> _DIRECTIONS FOR THIS TASK_
In the records below, find each line containing the word "date" and copy it.

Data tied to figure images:
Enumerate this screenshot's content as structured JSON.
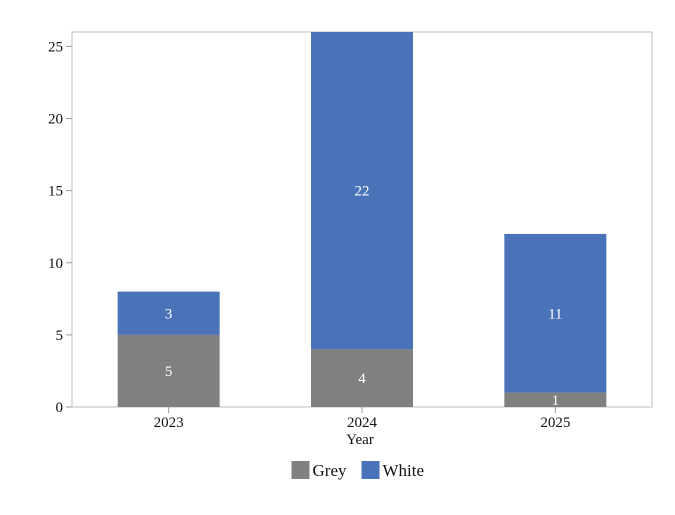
{
  "chart_data": {
    "type": "bar",
    "stacked": true,
    "title": "",
    "xlabel": "Year",
    "ylabel": "",
    "categories": [
      "2023",
      "2024",
      "2025"
    ],
    "series": [
      {
        "name": "Grey",
        "color": "#808080",
        "values": [
          5,
          4,
          1
        ]
      },
      {
        "name": "White",
        "color": "#4a72b8",
        "values": [
          3,
          22,
          11
        ]
      }
    ],
    "ylim": [
      0,
      26
    ],
    "yticks": [
      0,
      5,
      10,
      15,
      20,
      25
    ],
    "grid": false,
    "legend_position": "bottom-center",
    "data_labels": true
  }
}
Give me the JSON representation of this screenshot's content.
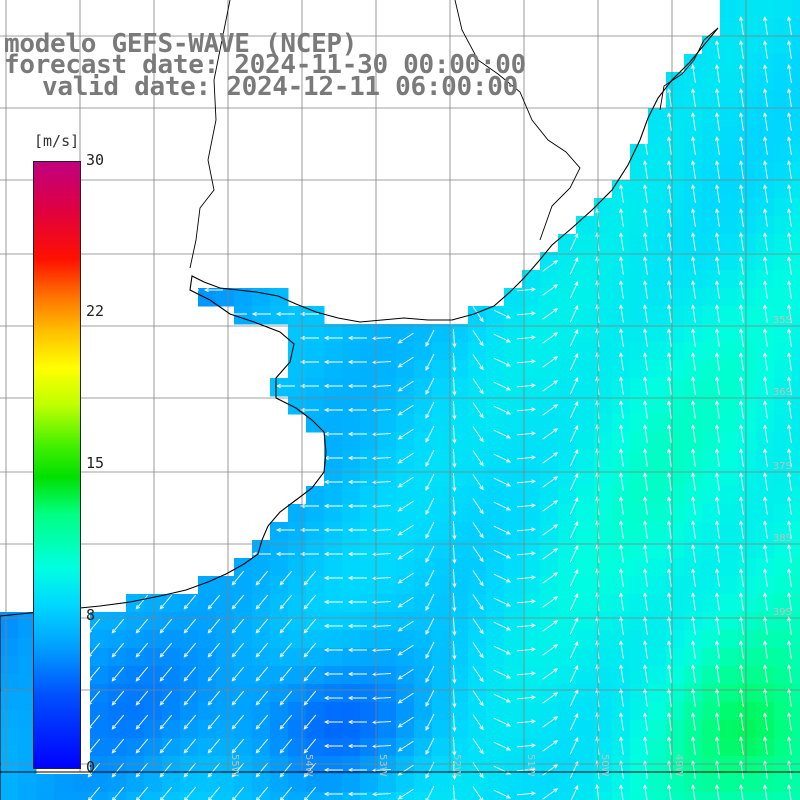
{
  "title": {
    "line1": "modelo GEFS-WAVE (NCEP)",
    "line2": "forecast date: 2024-11-30 00:00:00",
    "line3": "valid date: 2024-12-11 06:00:00"
  },
  "colorbar": {
    "unit": "[m/s]",
    "ticks": [
      "30",
      "22",
      "15",
      "8",
      "0"
    ]
  },
  "graticule": {
    "lat_labels": [
      "35S",
      "36S",
      "37S",
      "38S",
      "39S"
    ],
    "lon_labels": [
      "55W",
      "54W",
      "53W",
      "52W",
      "51W",
      "50W",
      "49W"
    ]
  },
  "colors": {
    "title": "#7a7a7a",
    "land": "#ffffff",
    "coast": "#000000",
    "grid": "#808080",
    "arrows": "#ffffff"
  }
}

> _PROBLEM SOLUTION_
    "line2": "forecast date: 2024-11-30 00:00:00",
    "line3": "valid date: 2024-12-11 06:00:00"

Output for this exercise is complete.